--- Start Data extract ---

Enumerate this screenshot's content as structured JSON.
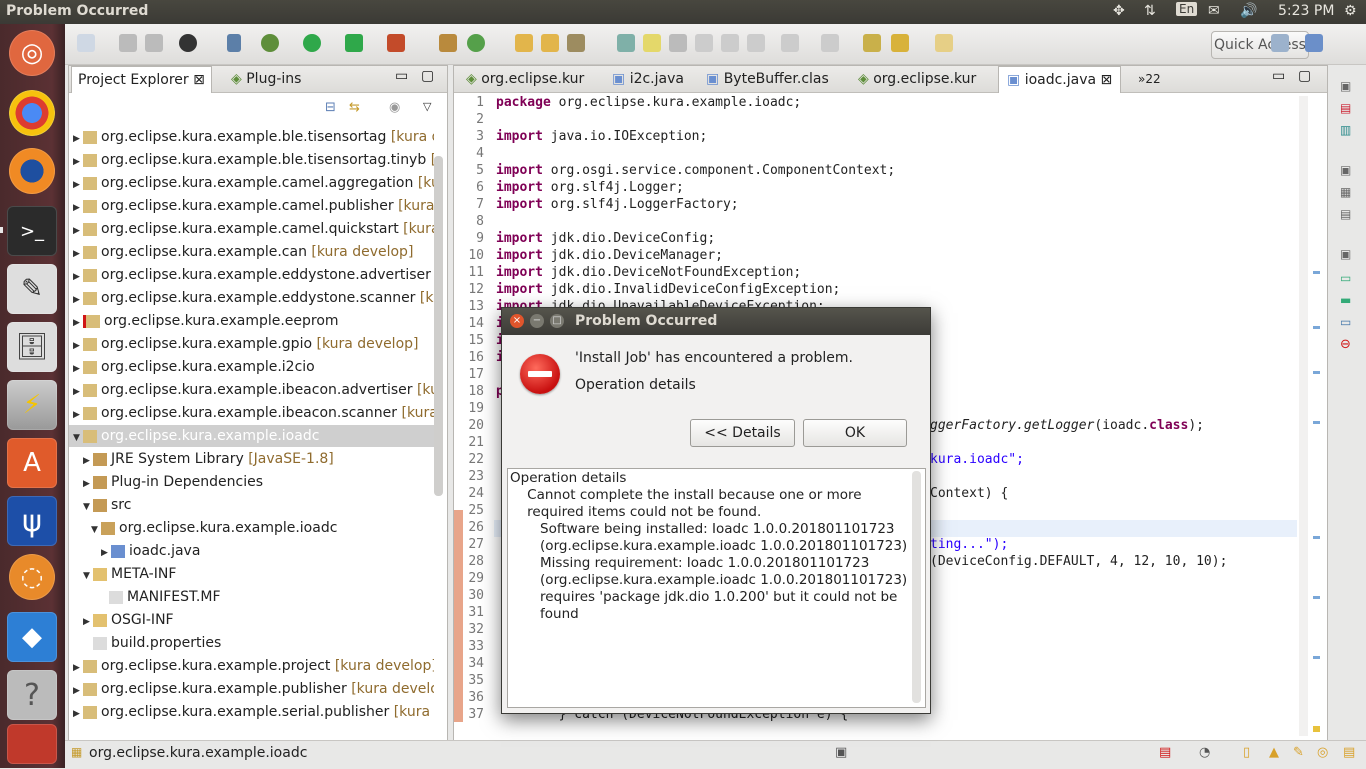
{
  "window": {
    "title": "Problem Occurred"
  },
  "topbar": {
    "keyboard": "En",
    "time": "5:23 PM"
  },
  "toolbar": {
    "quick_access": "Quick Access"
  },
  "left_panel": {
    "tabs": [
      "Project Explorer",
      "Plug-ins"
    ],
    "tree": [
      {
        "label": "org.eclipse.kura.example.ble.tisensortag",
        "deco": "[kura de"
      },
      {
        "label": "org.eclipse.kura.example.ble.tisensortag.tinyb",
        "deco": "[k"
      },
      {
        "label": "org.eclipse.kura.example.camel.aggregation",
        "deco": "[kura"
      },
      {
        "label": "org.eclipse.kura.example.camel.publisher",
        "deco": "[kura d"
      },
      {
        "label": "org.eclipse.kura.example.camel.quickstart",
        "deco": "[kura d"
      },
      {
        "label": "org.eclipse.kura.example.can",
        "deco": "[kura develop]"
      },
      {
        "label": "org.eclipse.kura.example.eddystone.advertiser",
        "deco": "[k"
      },
      {
        "label": "org.eclipse.kura.example.eddystone.scanner",
        "deco": "[kur"
      },
      {
        "label": "org.eclipse.kura.example.eeprom",
        "deco": ""
      },
      {
        "label": "org.eclipse.kura.example.gpio",
        "deco": "[kura develop]"
      },
      {
        "label": "org.eclipse.kura.example.i2cio",
        "deco": ""
      },
      {
        "label": "org.eclipse.kura.example.ibeacon.advertiser",
        "deco": "[kura"
      },
      {
        "label": "org.eclipse.kura.example.ibeacon.scanner",
        "deco": "[kura de"
      },
      {
        "label": "org.eclipse.kura.example.ioadc",
        "deco": ""
      },
      {
        "label": "JRE System Library",
        "deco": "[JavaSE-1.8]"
      },
      {
        "label": "Plug-in Dependencies",
        "deco": ""
      },
      {
        "label": "src",
        "deco": ""
      },
      {
        "label": "org.eclipse.kura.example.ioadc",
        "deco": ""
      },
      {
        "label": "ioadc.java",
        "deco": ""
      },
      {
        "label": "META-INF",
        "deco": ""
      },
      {
        "label": "MANIFEST.MF",
        "deco": ""
      },
      {
        "label": "OSGI-INF",
        "deco": ""
      },
      {
        "label": "build.properties",
        "deco": ""
      },
      {
        "label": "org.eclipse.kura.example.project",
        "deco": "[kura develop]"
      },
      {
        "label": "org.eclipse.kura.example.publisher",
        "deco": "[kura develop"
      },
      {
        "label": "org.eclipse.kura.example.serial.publisher",
        "deco": "[kura de"
      }
    ]
  },
  "editor": {
    "tabs": [
      "org.eclipse.kur",
      "i2c.java",
      "ByteBuffer.clas",
      "org.eclipse.kur",
      "ioadc.java",
      "»22"
    ],
    "lines": [
      {
        "n": "1",
        "t": "package org.eclipse.kura.example.ioadc;"
      },
      {
        "n": "2",
        "t": ""
      },
      {
        "n": "3",
        "t": "import java.io.IOException;"
      },
      {
        "n": "4",
        "t": ""
      },
      {
        "n": "5",
        "t": "import org.osgi.service.component.ComponentContext;"
      },
      {
        "n": "6",
        "t": "import org.slf4j.Logger;"
      },
      {
        "n": "7",
        "t": "import org.slf4j.LoggerFactory;"
      },
      {
        "n": "8",
        "t": ""
      },
      {
        "n": "9",
        "t": "import jdk.dio.DeviceConfig;"
      },
      {
        "n": "10",
        "t": "import jdk.dio.DeviceManager;"
      },
      {
        "n": "11",
        "t": "import jdk.dio.DeviceNotFoundException;"
      },
      {
        "n": "12",
        "t": "import jdk.dio.InvalidDeviceConfigException;"
      },
      {
        "n": "13",
        "t": "import jdk.dio.UnavailableDeviceException;"
      },
      {
        "n": "14",
        "t": "i"
      },
      {
        "n": "15",
        "t": "i"
      },
      {
        "n": "16",
        "t": "i"
      },
      {
        "n": "17",
        "t": ""
      },
      {
        "n": "18",
        "t": "p"
      },
      {
        "n": "19",
        "t": ""
      },
      {
        "n": "20",
        "t": ""
      },
      {
        "n": "21",
        "t": ""
      },
      {
        "n": "22",
        "t": ""
      },
      {
        "n": "23",
        "t": ""
      },
      {
        "n": "24",
        "t": ""
      },
      {
        "n": "25",
        "t": ""
      },
      {
        "n": "26",
        "t": ""
      },
      {
        "n": "27",
        "t": ""
      },
      {
        "n": "28",
        "t": ""
      },
      {
        "n": "29",
        "t": ""
      },
      {
        "n": "30",
        "t": ""
      },
      {
        "n": "31",
        "t": ""
      },
      {
        "n": "32",
        "t": ""
      },
      {
        "n": "33",
        "t": ""
      },
      {
        "n": "34",
        "t": ""
      },
      {
        "n": "35",
        "t": ""
      },
      {
        "n": "36",
        "t": ""
      },
      {
        "n": "37",
        "t": "        } catch (DeviceNotFoundException e) {"
      }
    ],
    "frag20": "ggerFactory.getLogger(ioadc.class);",
    "frag22": "kura.ioadc\";",
    "frag24": "Context) {",
    "frag27": "ting...\");",
    "frag28": "(DeviceConfig.DEFAULT, 4, 12, 10, 10);"
  },
  "dialog": {
    "title": "Problem Occurred",
    "message": "'Install Job' has encountered a problem.",
    "sub": "Operation details",
    "details_button": "<< Details",
    "ok_button": "OK",
    "details_text": "Operation details\n    Cannot complete the install because one or more\n    required items could not be found.\n       Software being installed: Ioadc 1.0.0.201801101723\n       (org.eclipse.kura.example.ioadc 1.0.0.201801101723)\n       Missing requirement: Ioadc 1.0.0.201801101723\n       (org.eclipse.kura.example.ioadc 1.0.0.201801101723)\n       requires 'package jdk.dio 1.0.200' but it could not be\n       found"
  },
  "status": {
    "selection": "org.eclipse.kura.example.ioadc"
  },
  "colors": {
    "accent": "#dd4814",
    "error": "#d01616",
    "keyword": "#7f0055"
  }
}
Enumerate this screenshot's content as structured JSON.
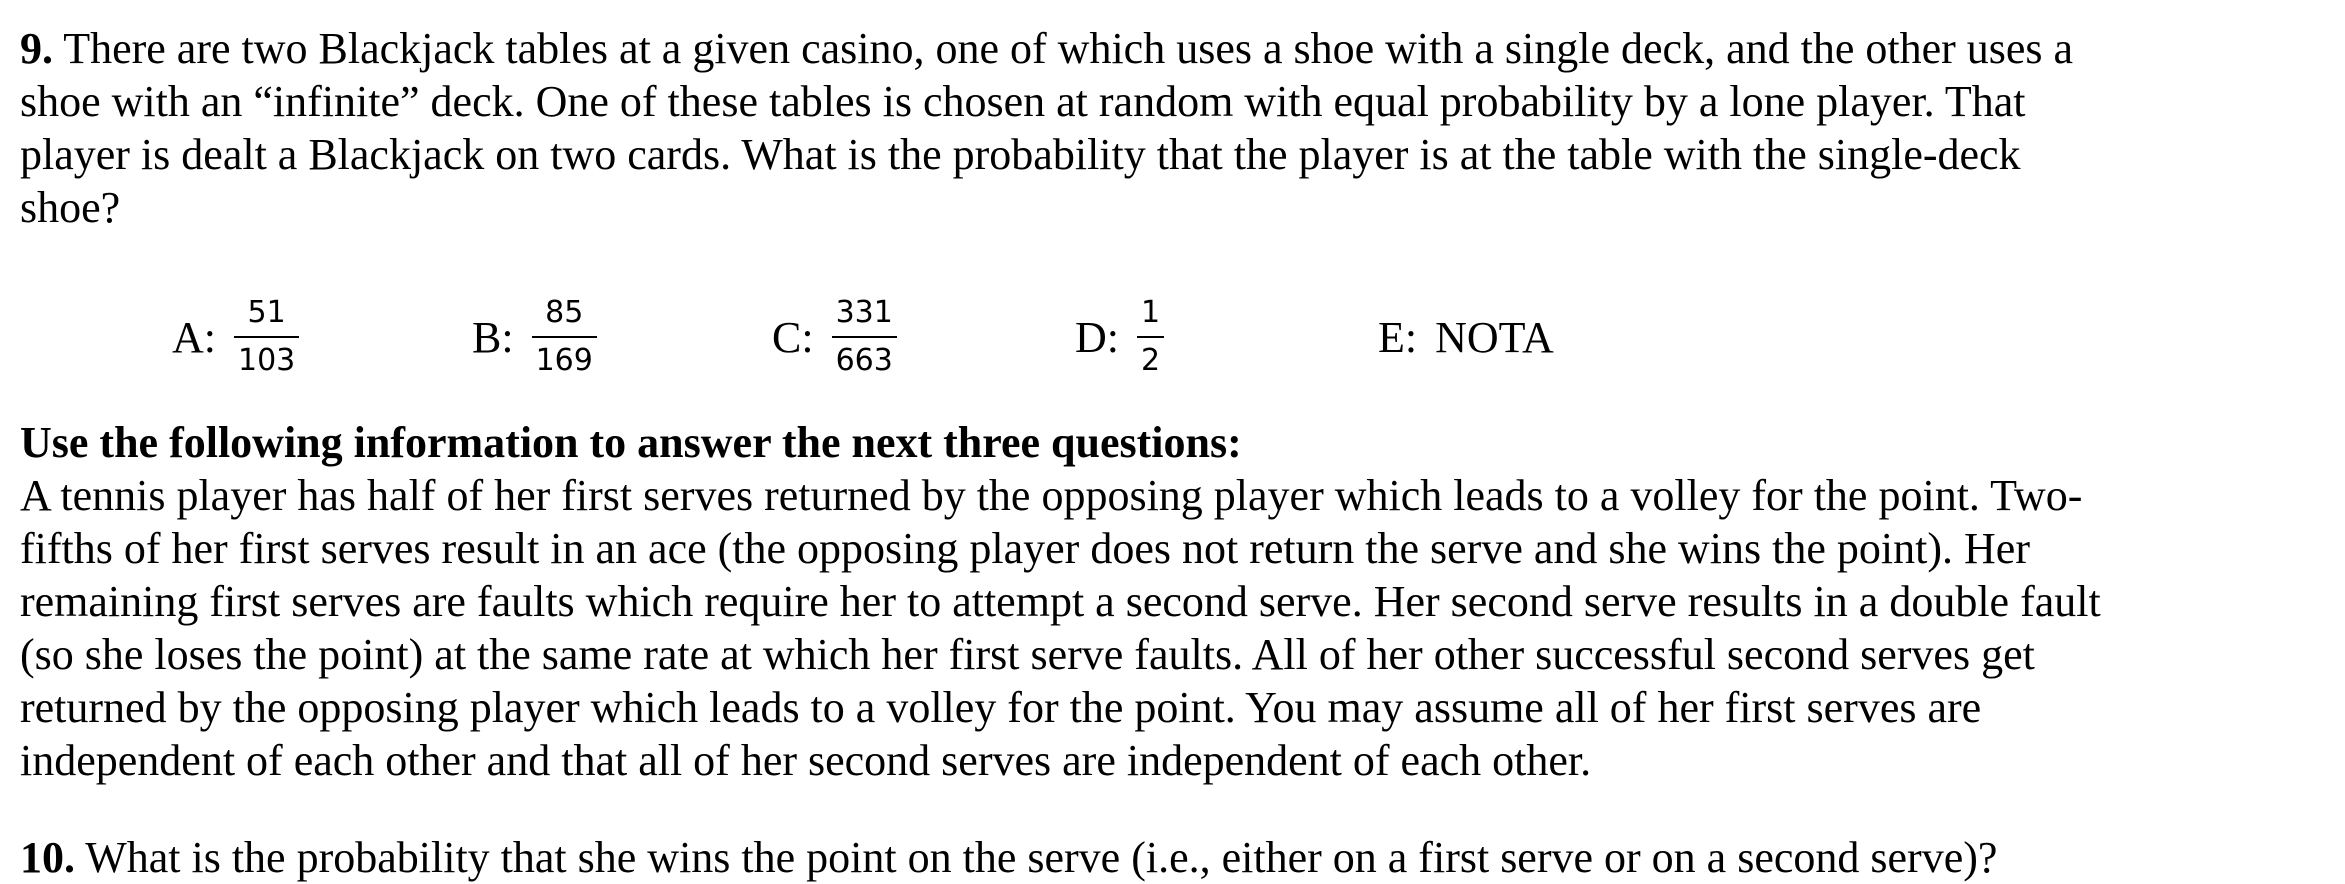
{
  "question9": {
    "number": "9.",
    "text": " There are two Blackjack tables at a given casino, one of which uses a shoe with a single deck, and the other uses a shoe with an “infinite” deck.  One of these tables is chosen at random with equal probability by a lone player.  That player is dealt a Blackjack on two cards.  What is the probability that the player is at the table with the single-deck shoe?",
    "choices": [
      {
        "letter": "A:",
        "numerator": "51",
        "denominator": "103"
      },
      {
        "letter": "B:",
        "numerator": "85",
        "denominator": "169"
      },
      {
        "letter": "C:",
        "numerator": "331",
        "denominator": "663"
      },
      {
        "letter": "D:",
        "numerator": "1",
        "denominator": "2"
      },
      {
        "letter": "E:",
        "text": "NOTA"
      }
    ]
  },
  "info_block": {
    "heading": "Use the following information to answer the next three questions:",
    "text": "A tennis player has half of her first serves returned by the opposing player which leads to a volley for the point.  Two-fifths of her first serves result in an ace (the opposing player does not return the serve and she wins the point).  Her remaining first serves are faults which require her to attempt a second serve.  Her second serve results in a double fault (so she loses the point) at the same rate at which her first serve faults.  All of her other successful second serves get returned by the opposing player which leads to a volley for the point.  You may assume all of her first serves are independent of each other and that all of her second serves are independent of each other."
  },
  "question10": {
    "number": "10.",
    "text": " What is the probability that she wins the point on the serve (i.e., either on a first serve or on a second serve)?"
  }
}
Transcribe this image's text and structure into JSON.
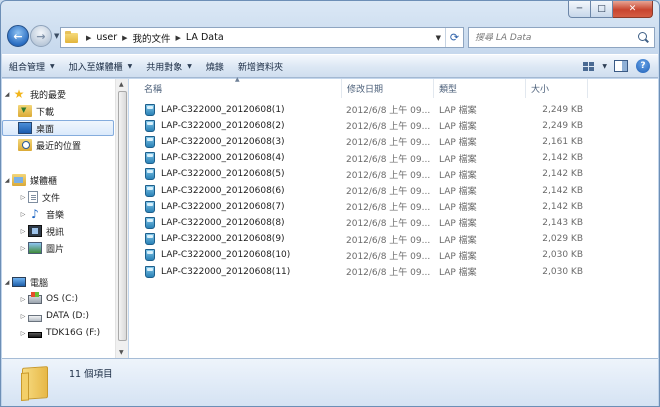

--- End Data extract ---

* [Exercise prompt]: Pictures in the data above should not be copied; transcribe everything else exactly.

* [Problem solution]:
Enumerate this screenshot's content as structured JSON.
{
  "window": {
    "title": "Problem Occurred"
  },
  "topbar": {
    "keyboard": "En",
    "time": "5:23 PM"
  },
  "toolbar": {
    "quick_access": "Quick Access"
  },
  "left_panel": {
    "tabs": [
      "Project Explorer",
      "Plug-ins"
    ],
    "tree": [
      {
        "label": "org.eclipse.kura.example.ble.tisensortag",
        "deco": "[kura de"
      },
      {
        "label": "org.eclipse.kura.example.ble.tisensortag.tinyb",
        "deco": "[k"
      },
      {
        "label": "org.eclipse.kura.example.camel.aggregation",
        "deco": "[kura"
      },
      {
        "label": "org.eclipse.kura.example.camel.publisher",
        "deco": "[kura d"
      },
      {
        "label": "org.eclipse.kura.example.camel.quickstart",
        "deco": "[kura d"
      },
      {
        "label": "org.eclipse.kura.example.can",
        "deco": "[kura develop]"
      },
      {
        "label": "org.eclipse.kura.example.eddystone.advertiser",
        "deco": "[k"
      },
      {
        "label": "org.eclipse.kura.example.eddystone.scanner",
        "deco": "[kur"
      },
      {
        "label": "org.eclipse.kura.example.eeprom",
        "deco": ""
      },
      {
        "label": "org.eclipse.kura.example.gpio",
        "deco": "[kura develop]"
      },
      {
        "label": "org.eclipse.kura.example.i2cio",
        "deco": ""
      },
      {
        "label": "org.eclipse.kura.example.ibeacon.advertiser",
        "deco": "[kura"
      },
      {
        "label": "org.eclipse.kura.example.ibeacon.scanner",
        "deco": "[kura de"
      },
      {
        "label": "org.eclipse.kura.example.ioadc",
        "deco": ""
      },
      {
        "label": "JRE System Library",
        "deco": "[JavaSE-1.8]"
      },
      {
        "label": "Plug-in Dependencies",
        "deco": ""
      },
      {
        "label": "src",
        "deco": ""
      },
      {
        "label": "org.eclipse.kura.example.ioadc",
        "deco": ""
      },
      {
        "label": "ioadc.java",
        "deco": ""
      },
      {
        "label": "META-INF",
        "deco": ""
      },
      {
        "label": "MANIFEST.MF",
        "deco": ""
      },
      {
        "label": "OSGI-INF",
        "deco": ""
      },
      {
        "label": "build.properties",
        "deco": ""
      },
      {
        "label": "org.eclipse.kura.example.project",
        "deco": "[kura develop]"
      },
      {
        "label": "org.eclipse.kura.example.publisher",
        "deco": "[kura develop"
      },
      {
        "label": "org.eclipse.kura.example.serial.publisher",
        "deco": "[kura de"
      }
    ]
  },
  "editor": {
    "tabs": [
      "org.eclipse.kur",
      "i2c.java",
      "ByteBuffer.clas",
      "org.eclipse.kur",
      "ioadc.java",
      "»22"
    ],
    "lines": [
      {
        "n": "1",
        "t": "package org.eclipse.kura.example.ioadc;"
      },
      {
        "n": "2",
        "t": ""
      },
      {
        "n": "3",
        "t": "import java.io.IOException;"
      },
      {
        "n": "4",
        "t": ""
      },
      {
        "n": "5",
        "t": "import org.osgi.service.component.ComponentContext;"
      },
      {
        "n": "6",
        "t": "import org.slf4j.Logger;"
      },
      {
        "n": "7",
        "t": "import org.slf4j.LoggerFactory;"
      },
      {
        "n": "8",
        "t": ""
      },
      {
        "n": "9",
        "t": "import jdk.dio.DeviceConfig;"
      },
      {
        "n": "10",
        "t": "import jdk.dio.DeviceManager;"
      },
      {
        "n": "11",
        "t": "import jdk.dio.DeviceNotFoundException;"
      },
      {
        "n": "12",
        "t": "import jdk.dio.InvalidDeviceConfigException;"
      },
      {
        "n": "13",
        "t": "import jdk.dio.UnavailableDeviceException;"
      },
      {
        "n": "14",
        "t": "i"
      },
      {
        "n": "15",
        "t": "i"
      },
      {
        "n": "16",
        "t": "i"
      },
      {
        "n": "17",
        "t": ""
      },
      {
        "n": "18",
        "t": "p"
      },
      {
        "n": "19",
        "t": ""
      },
      {
        "n": "20",
        "t": ""
      },
      {
        "n": "21",
        "t": ""
      },
      {
        "n": "22",
        "t": ""
      },
      {
        "n": "23",
        "t": ""
      },
      {
        "n": "24",
        "t": ""
      },
      {
        "n": "25",
        "t": ""
      },
      {
        "n": "26",
        "t": ""
      },
      {
        "n": "27",
        "t": ""
      },
      {
        "n": "28",
        "t": ""
      },
      {
        "n": "29",
        "t": ""
      },
      {
        "n": "30",
        "t": ""
      },
      {
        "n": "31",
        "t": ""
      },
      {
        "n": "32",
        "t": ""
      },
      {
        "n": "33",
        "t": ""
      },
      {
        "n": "34",
        "t": ""
      },
      {
        "n": "35",
        "t": ""
      },
      {
        "n": "36",
        "t": ""
      },
      {
        "n": "37",
        "t": "        } catch (DeviceNotFoundException e) {"
      }
    ],
    "frag20": "ggerFactory.getLogger(ioadc.class);",
    "frag22": "kura.ioadc\";",
    "frag24": "Context) {",
    "frag27": "ting...\");",
    "frag28": "(DeviceConfig.DEFAULT, 4, 12, 10, 10);"
  },
  "dialog": {
    "title": "Problem Occurred",
    "message": "'Install Job' has encountered a problem.",
    "sub": "Operation details",
    "details_button": "<< Details",
    "ok_button": "OK",
    "details_text": "Operation details\n    Cannot complete the install because one or more\n    required items could not be found.\n       Software being installed: Ioadc 1.0.0.201801101723\n       (org.eclipse.kura.example.ioadc 1.0.0.201801101723)\n       Missing requirement: Ioadc 1.0.0.201801101723\n       (org.eclipse.kura.example.ioadc 1.0.0.201801101723)\n       requires 'package jdk.dio 1.0.200' but it could not be\n       found"
  },
  "status": {
    "selection": "org.eclipse.kura.example.ioadc"
  },
  "colors": {
    "accent": "#dd4814",
    "error": "#d01616",
    "keyword": "#7f0055"
  }
}
Enumerate this screenshot's content as structured JSON.
{
  "question9": {
    "number": "9.",
    "text": " There are two Blackjack tables at a given casino, one of which uses a shoe with a single deck, and the other uses a shoe with an “infinite” deck.  One of these tables is chosen at random with equal probability by a lone player.  That player is dealt a Blackjack on two cards.  What is the probability that the player is at the table with the single-deck shoe?",
    "choices": [
      {
        "letter": "A:",
        "numerator": "51",
        "denominator": "103"
      },
      {
        "letter": "B:",
        "numerator": "85",
        "denominator": "169"
      },
      {
        "letter": "C:",
        "numerator": "331",
        "denominator": "663"
      },
      {
        "letter": "D:",
        "numerator": "1",
        "denominator": "2"
      },
      {
        "letter": "E:",
        "text": "NOTA"
      }
    ]
  },
  "info_block": {
    "heading": "Use the following information to answer the next three questions:",
    "text": "A tennis player has half of her first serves returned by the opposing player which leads to a volley for the point.  Two-fifths of her first serves result in an ace (the opposing player does not return the serve and she wins the point).  Her remaining first serves are faults which require her to attempt a second serve.  Her second serve results in a double fault (so she loses the point) at the same rate at which her first serve faults.  All of her other successful second serves get returned by the opposing player which leads to a volley for the point.  You may assume all of her first serves are independent of each other and that all of her second serves are independent of each other."
  },
  "question10": {
    "number": "10.",
    "text": " What is the probability that she wins the point on the serve (i.e., either on a first serve or on a second serve)?"
  }
}
Transcribe this image's text and structure into JSON.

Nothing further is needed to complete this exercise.